- _GIVEN TEXT_:
<<<<
Author:
Rafaqat Saira,Noshair Iqra,Arif Mehnaz,Hafeez Ramsha,Maqbool Ayesha
Abstract
Atrial fibrillation (AF) is a prevalent cardiac arrhythmia characterized by irregular and frequently rapid electrical activity in the atria. Adipokines are bioactive molecules that are secreted by adipose tissue, and exert diverse effects on health and disease. Obesity is a complex condition influenced by multiple interconnected factors, and the specific mechanisms linking obesity to AF may vary among individuals. Obesity contributes to the development of atrial arrhythmia. Moreover, obesity plays major roles in the pathophysiology of AF and its associated complications by inducing systemic changes, including altered hemodynamics, heightened sympathetic tone, and a persistent low-grade inflammatory state. Although the associations between overweight or obesity and elevated risk of AF have been established, the underlying mechanisms remain incompletely characterized. This article highlights the pathophysiological aspects of adipokines, such as Angiopoietin-like protein 2, Fibroblast growth factor 21, Lipocalin, Vaspin, Visfatin, and Nesfatin-1, in AF and concludes that adipokines play major roles in AF pathogenesis.
>>>>
- _RECORDS SHOWN_:
<<<<
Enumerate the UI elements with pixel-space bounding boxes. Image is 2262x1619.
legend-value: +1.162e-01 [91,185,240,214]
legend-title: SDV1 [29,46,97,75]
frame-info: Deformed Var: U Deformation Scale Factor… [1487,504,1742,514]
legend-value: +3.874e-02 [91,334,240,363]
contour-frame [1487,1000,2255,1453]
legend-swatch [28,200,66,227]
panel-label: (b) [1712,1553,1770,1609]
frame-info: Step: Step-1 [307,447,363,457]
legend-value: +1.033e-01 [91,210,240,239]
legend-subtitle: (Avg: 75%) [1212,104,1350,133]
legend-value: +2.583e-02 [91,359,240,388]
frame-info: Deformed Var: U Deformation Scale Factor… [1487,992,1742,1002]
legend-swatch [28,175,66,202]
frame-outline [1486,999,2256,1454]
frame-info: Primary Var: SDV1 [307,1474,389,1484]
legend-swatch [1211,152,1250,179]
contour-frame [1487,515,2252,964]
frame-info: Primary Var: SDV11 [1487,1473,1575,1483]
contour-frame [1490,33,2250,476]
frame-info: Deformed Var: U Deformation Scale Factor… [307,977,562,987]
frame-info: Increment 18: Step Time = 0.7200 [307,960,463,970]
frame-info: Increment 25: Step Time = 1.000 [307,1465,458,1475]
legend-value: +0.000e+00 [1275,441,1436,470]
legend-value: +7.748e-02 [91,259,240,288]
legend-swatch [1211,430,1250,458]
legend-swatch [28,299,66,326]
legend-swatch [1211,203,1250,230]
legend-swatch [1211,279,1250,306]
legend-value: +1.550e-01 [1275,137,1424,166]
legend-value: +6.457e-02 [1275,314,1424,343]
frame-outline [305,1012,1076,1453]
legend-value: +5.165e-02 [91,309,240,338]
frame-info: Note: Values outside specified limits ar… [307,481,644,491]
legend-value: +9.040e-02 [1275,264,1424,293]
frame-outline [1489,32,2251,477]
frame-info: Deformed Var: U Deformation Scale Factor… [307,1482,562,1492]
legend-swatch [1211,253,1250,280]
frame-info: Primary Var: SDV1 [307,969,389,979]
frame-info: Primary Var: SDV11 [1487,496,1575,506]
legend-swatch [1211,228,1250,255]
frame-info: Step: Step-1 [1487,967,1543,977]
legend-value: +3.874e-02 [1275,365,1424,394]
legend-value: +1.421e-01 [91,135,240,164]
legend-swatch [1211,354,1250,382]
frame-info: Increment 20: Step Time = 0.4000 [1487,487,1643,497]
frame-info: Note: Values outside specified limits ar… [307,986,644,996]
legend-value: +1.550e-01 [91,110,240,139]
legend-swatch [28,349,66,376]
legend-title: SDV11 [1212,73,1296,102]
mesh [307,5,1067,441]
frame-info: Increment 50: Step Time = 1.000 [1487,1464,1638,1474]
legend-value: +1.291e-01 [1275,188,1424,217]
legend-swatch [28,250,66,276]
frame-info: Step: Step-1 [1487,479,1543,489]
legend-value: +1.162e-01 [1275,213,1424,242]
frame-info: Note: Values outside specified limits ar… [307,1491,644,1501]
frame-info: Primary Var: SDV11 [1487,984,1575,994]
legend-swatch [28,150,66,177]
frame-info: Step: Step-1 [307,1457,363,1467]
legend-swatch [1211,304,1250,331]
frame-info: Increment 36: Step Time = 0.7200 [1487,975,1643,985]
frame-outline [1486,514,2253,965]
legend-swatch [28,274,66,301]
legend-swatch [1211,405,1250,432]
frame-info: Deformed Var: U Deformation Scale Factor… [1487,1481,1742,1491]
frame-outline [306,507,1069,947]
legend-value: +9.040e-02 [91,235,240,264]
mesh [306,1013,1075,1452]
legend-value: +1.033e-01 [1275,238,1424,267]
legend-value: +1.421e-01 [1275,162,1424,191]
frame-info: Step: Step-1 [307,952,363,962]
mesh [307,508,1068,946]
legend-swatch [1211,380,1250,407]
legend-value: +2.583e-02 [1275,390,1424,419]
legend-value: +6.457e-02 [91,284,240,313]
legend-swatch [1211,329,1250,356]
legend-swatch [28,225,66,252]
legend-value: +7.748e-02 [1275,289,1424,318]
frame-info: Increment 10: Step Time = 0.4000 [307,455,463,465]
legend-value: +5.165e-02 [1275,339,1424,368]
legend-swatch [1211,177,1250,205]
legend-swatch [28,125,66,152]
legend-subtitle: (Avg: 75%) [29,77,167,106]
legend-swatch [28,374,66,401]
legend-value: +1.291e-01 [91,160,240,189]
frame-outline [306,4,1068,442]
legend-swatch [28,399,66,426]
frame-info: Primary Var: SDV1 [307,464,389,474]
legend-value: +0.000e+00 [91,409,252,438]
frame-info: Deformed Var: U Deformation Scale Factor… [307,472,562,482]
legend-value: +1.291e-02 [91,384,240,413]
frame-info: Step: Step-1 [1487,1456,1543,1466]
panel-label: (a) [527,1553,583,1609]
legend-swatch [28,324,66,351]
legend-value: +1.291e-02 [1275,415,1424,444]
>>>>
Answer these questions from the abstract on adipokines and atrial fibrillation:
1. What kind of electrical activity in the atria characterizes atrial fibrillation?
2. What secretes adipokines?
3. Which three systemic changes induced by obesity does the abstract list?

1. Irregular and frequently rapid electrical activity.
2. Adipose tissue.
3. Altered hemodynamics, heightened sympathetic tone, and a persistent low-grade inflammatory state.